**Your objective:**
Set down every record once more, exactly as given.

==== Source material ====

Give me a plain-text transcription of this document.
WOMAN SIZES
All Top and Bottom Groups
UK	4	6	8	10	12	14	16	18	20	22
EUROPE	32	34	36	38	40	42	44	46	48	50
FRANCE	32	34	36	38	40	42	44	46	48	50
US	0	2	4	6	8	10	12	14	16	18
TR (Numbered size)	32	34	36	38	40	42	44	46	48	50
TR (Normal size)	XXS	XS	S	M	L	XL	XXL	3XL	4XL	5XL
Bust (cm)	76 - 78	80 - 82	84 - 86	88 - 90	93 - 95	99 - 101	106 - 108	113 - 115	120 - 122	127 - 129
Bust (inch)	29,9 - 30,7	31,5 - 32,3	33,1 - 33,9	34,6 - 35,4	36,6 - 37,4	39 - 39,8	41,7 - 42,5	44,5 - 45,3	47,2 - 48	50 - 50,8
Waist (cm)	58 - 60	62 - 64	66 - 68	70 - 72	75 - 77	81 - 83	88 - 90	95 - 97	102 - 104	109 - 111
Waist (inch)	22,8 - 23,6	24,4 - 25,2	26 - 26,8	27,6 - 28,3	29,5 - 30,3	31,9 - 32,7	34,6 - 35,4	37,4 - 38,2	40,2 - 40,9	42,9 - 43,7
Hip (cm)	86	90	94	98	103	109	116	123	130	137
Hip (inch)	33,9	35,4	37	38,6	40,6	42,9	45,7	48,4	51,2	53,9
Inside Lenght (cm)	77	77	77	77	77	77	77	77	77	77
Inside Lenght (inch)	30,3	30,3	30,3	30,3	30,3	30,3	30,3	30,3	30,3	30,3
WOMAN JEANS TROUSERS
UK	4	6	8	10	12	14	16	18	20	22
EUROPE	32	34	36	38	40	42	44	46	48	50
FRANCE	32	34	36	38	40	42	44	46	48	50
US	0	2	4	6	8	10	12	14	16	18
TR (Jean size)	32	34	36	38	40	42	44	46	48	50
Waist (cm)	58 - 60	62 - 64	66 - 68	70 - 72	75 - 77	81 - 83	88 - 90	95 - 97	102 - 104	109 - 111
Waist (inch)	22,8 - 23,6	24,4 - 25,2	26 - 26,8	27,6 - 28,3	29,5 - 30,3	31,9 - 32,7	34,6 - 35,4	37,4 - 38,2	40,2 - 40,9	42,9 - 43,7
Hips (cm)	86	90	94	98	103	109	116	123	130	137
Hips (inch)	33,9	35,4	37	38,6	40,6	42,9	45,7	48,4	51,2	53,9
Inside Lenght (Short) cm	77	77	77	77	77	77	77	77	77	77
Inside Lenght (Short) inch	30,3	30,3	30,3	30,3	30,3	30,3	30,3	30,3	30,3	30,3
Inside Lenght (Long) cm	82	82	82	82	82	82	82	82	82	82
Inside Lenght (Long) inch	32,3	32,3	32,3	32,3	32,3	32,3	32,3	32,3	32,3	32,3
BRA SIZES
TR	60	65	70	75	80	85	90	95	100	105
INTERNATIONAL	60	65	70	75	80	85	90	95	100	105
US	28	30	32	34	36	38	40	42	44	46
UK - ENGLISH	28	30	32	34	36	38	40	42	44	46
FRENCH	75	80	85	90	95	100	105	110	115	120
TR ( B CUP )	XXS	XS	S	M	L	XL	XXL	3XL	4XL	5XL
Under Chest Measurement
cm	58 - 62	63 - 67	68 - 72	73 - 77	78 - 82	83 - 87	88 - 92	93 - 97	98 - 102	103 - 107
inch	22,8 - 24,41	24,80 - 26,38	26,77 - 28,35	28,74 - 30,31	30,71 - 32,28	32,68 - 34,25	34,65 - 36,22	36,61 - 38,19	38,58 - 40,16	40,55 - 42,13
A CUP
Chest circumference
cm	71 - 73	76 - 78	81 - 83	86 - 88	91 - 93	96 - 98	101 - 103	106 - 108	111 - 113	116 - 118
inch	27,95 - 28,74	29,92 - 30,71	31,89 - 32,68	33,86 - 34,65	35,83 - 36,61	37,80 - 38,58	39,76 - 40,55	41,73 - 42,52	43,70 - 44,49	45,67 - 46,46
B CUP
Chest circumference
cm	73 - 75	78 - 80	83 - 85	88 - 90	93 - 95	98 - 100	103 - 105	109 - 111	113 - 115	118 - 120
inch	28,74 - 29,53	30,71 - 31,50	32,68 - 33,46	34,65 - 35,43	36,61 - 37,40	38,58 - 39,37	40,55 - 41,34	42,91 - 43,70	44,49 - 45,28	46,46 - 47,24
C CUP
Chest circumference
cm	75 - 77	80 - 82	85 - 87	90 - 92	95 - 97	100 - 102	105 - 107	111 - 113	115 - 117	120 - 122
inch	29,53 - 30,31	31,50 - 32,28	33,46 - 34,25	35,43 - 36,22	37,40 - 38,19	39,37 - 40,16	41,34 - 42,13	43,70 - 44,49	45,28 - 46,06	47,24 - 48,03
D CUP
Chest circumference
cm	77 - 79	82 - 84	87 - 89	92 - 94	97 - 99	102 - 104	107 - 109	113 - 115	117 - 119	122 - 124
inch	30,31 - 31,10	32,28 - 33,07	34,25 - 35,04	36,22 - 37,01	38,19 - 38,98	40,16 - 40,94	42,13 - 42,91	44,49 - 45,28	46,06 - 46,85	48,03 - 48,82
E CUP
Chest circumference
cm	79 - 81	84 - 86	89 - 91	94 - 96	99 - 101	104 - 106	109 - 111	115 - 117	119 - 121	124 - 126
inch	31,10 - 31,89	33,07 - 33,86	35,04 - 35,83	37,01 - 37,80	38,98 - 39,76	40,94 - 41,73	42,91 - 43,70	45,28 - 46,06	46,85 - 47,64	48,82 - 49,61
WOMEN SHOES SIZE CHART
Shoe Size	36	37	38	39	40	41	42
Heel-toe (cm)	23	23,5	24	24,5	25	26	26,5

====

**Exercise solution:**
Give me a plain-text transcription of this document.
WOMAN SIZES
All Top and Bottom Groups
UK	4	6	8	10	12	14	16	18	20	22
EUROPE	32	34	36	38	40	42	44	46	48	50
FRANCE	32	34	36	38	40	42	44	46	48	50
US	0	2	4	6	8	10	12	14	16	18
TR (Numbered size)	32	34	36	38	40	42	44	46	48	50
TR (Normal size)	XXS	XS	S	M	L	XL	XXL	3XL	4XL	5XL
Bust (cm)	76 - 78	80 - 82	84 - 86	88 - 90	93 - 95	99 - 101	106 - 108	113 - 115	120 - 122	127 - 129
Bust (inch)	29,9 - 30,7	31,5 - 32,3	33,1 - 33,9	34,6 - 35,4	36,6 - 37,4	39 - 39,8	41,7 - 42,5	44,5 - 45,3	47,2 - 48	50 - 50,8
Waist (cm)	58 - 60	62 - 64	66 - 68	70 - 72	75 - 77	81 - 83	88 - 90	95 - 97	102 - 104	109 - 111
Waist (inch)	22,8 - 23,6	24,4 - 25,2	26 - 26,8	27,6 - 28,3	29,5 - 30,3	31,9 - 32,7	34,6 - 35,4	37,4 - 38,2	40,2 - 40,9	42,9 - 43,7
Hip (cm)	86	90	94	98	103	109	116	123	130	137
Hip (inch)	33,9	35,4	37	38,6	40,6	42,9	45,7	48,4	51,2	53,9
Inside Lenght (cm)	77	77	77	77	77	77	77	77	77	77
Inside Lenght (inch)	30,3	30,3	30,3	30,3	30,3	30,3	30,3	30,3	30,3	30,3
WOMAN JEANS TROUSERS
UK	4	6	8	10	12	14	16	18	20	22
EUROPE	32	34	36	38	40	42	44	46	48	50
FRANCE	32	34	36	38	40	42	44	46	48	50
US	0	2	4	6	8	10	12	14	16	18
TR (Jean size)	32	34	36	38	40	42	44	46	48	50
Waist (cm)	58 - 60	62 - 64	66 - 68	70 - 72	75 - 77	81 - 83	88 - 90	95 - 97	102 - 104	109 - 111
Waist (inch)	22,8 - 23,6	24,4 - 25,2	26 - 26,8	27,6 - 28,3	29,5 - 30,3	31,9 - 32,7	34,6 - 35,4	37,4 - 38,2	40,2 - 40,9	42,9 - 43,7
Hips (cm)	86	90	94	98	103	109	116	123	130	137
Hips (inch)	33,9	35,4	37	38,6	40,6	42,9	45,7	48,4	51,2	53,9
Inside Lenght (Short) cm	77	77	77	77	77	77	77	77	77	77
Inside Lenght (Short) inch	30,3	30,3	30,3	30,3	30,3	30,3	30,3	30,3	30,3	30,3
Inside Lenght (Long) cm	82	82	82	82	82	82	82	82	82	82
Inside Lenght (Long) inch	32,3	32,3	32,3	32,3	32,3	32,3	32,3	32,3	32,3	32,3
BRA SIZES
TR	60	65	70	75	80	85	90	95	100	105
INTERNATIONAL	60	65	70	75	80	85	90	95	100	105
US	28	30	32	34	36	38	40	42	44	46
UK - ENGLISH	28	30	32	34	36	38	40	42	44	46
FRENCH	75	80	85	90	95	100	105	110	115	120
TR ( B CUP )	XXS	XS	S	M	L	XL	XXL	3XL	4XL	5XL
Under Chest Measurement
cm	58 - 62	63 - 67	68 - 72	73 - 77	78 - 82	83 - 87	88 - 92	93 - 97	98 - 102	103 - 107
inch	22,8 - 24,41	24,80 - 26,38	26,77 - 28,35	28,74 - 30,31	30,71 - 32,28	32,68 - 34,25	34,65 - 36,22	36,61 - 38,19	38,58 - 40,16	40,55 - 42,13
A CUP
Chest circumference
cm	71 - 73	76 - 78	81 - 83	86 - 88	91 - 93	96 - 98	101 - 103	106 - 108	111 - 113	116 - 118
inch	27,95 - 28,74	29,92 - 30,71	31,89 - 32,68	33,86 - 34,65	35,83 - 36,61	37,80 - 38,58	39,76 - 40,55	41,73 - 42,52	43,70 - 44,49	45,67 - 46,46
B CUP
Chest circumference
cm	73 - 75	78 - 80	83 - 85	88 - 90	93 - 95	98 - 100	103 - 105	109 - 111	113 - 115	118 - 120
inch	28,74 - 29,53	30,71 - 31,50	32,68 - 33,46	34,65 - 35,43	36,61 - 37,40	38,58 - 39,37	40,55 - 41,34	42,91 - 43,70	44,49 - 45,28	46,46 - 47,24
C CUP
Chest circumference
cm	75 - 77	80 - 82	85 - 87	90 - 92	95 - 97	100 - 102	105 - 107	111 - 113	115 - 117	120 - 122
inch	29,53 - 30,31	31,50 - 32,28	33,46 - 34,25	35,43 - 36,22	37,40 - 38,19	39,37 - 40,16	41,34 - 42,13	43,70 - 44,49	45,28 - 46,06	47,24 - 48,03
D CUP
Chest circumference
cm	77 - 79	82 - 84	87 - 89	92 - 94	97 - 99	102 - 104	107 - 109	113 - 115	117 - 119	122 - 124
inch	30,31 - 31,10	32,28 - 33,07	34,25 - 35,04	36,22 - 37,01	38,19 - 38,98	40,16 - 40,94	42,13 - 42,91	44,49 - 45,28	46,06 - 46,85	48,03 - 48,82
E CUP
Chest circumference
cm	79 - 81	84 - 86	89 - 91	94 - 96	99 - 101	104 - 106	109 - 111	115 - 117	119 - 121	124 - 126
inch	31,10 - 31,89	33,07 - 33,86	35,04 - 35,83	37,01 - 37,80	38,98 - 39,76	40,94 - 41,73	42,91 - 43,70	45,28 - 46,06	46,85 - 47,64	48,82 - 49,61
WOMEN SHOES SIZE CHART
Shoe Size	36	37	38	39	40	41	42
Heel-toe (cm)	23	23,5	24	24,5	25	26	26,5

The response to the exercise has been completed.